Filter the records for lines holding the string "prefix".

_Data shown_.
— BEGIN —

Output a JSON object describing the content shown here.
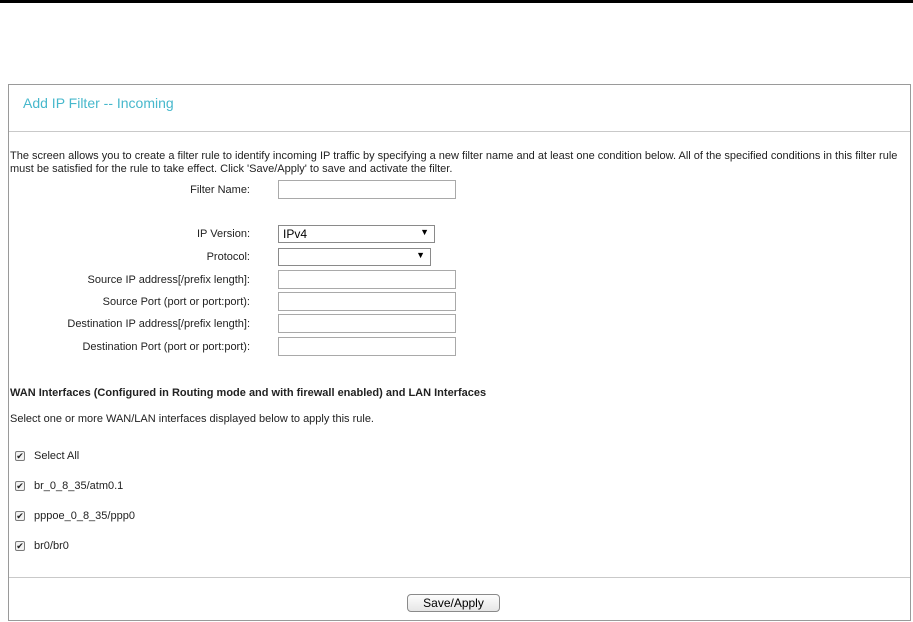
{
  "page": {
    "title": "Add IP Filter -- Incoming",
    "description": "The screen allows you to create a filter rule to identify incoming IP traffic by specifying a new filter name and at least one condition below. All of the specified conditions in this filter rule must be satisfied for the rule to take effect. Click 'Save/Apply' to save and activate the filter."
  },
  "form": {
    "filter_name_label": "Filter Name:",
    "filter_name_value": "",
    "ip_version_label": "IP Version:",
    "ip_version_value": "IPv4",
    "protocol_label": "Protocol:",
    "protocol_value": "",
    "source_ip_label": "Source IP address[/prefix length]:",
    "source_ip_value": "",
    "source_port_label": "Source Port (port or port:port):",
    "source_port_value": "",
    "dest_ip_label": "Destination IP address[/prefix length]:",
    "dest_ip_value": "",
    "dest_port_label": "Destination Port (port or port:port):",
    "dest_port_value": ""
  },
  "interfaces": {
    "heading": "WAN Interfaces (Configured in Routing mode and with firewall enabled) and LAN Interfaces",
    "instruction": "Select one or more WAN/LAN interfaces displayed below to apply this rule.",
    "items": [
      {
        "label": "Select All",
        "checked": true
      },
      {
        "label": "br_0_8_35/atm0.1",
        "checked": true
      },
      {
        "label": "pppoe_0_8_35/ppp0",
        "checked": true
      },
      {
        "label": "br0/br0",
        "checked": true
      }
    ]
  },
  "actions": {
    "save_label": "Save/Apply"
  },
  "colors": {
    "title": "#47b8cc",
    "border": "#9a9a9a"
  }
}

— END —

_Output for this exercise_.
    "source_ip_label": "Source IP address[/prefix length]:",
    "dest_ip_label": "Destination IP address[/prefix length]:",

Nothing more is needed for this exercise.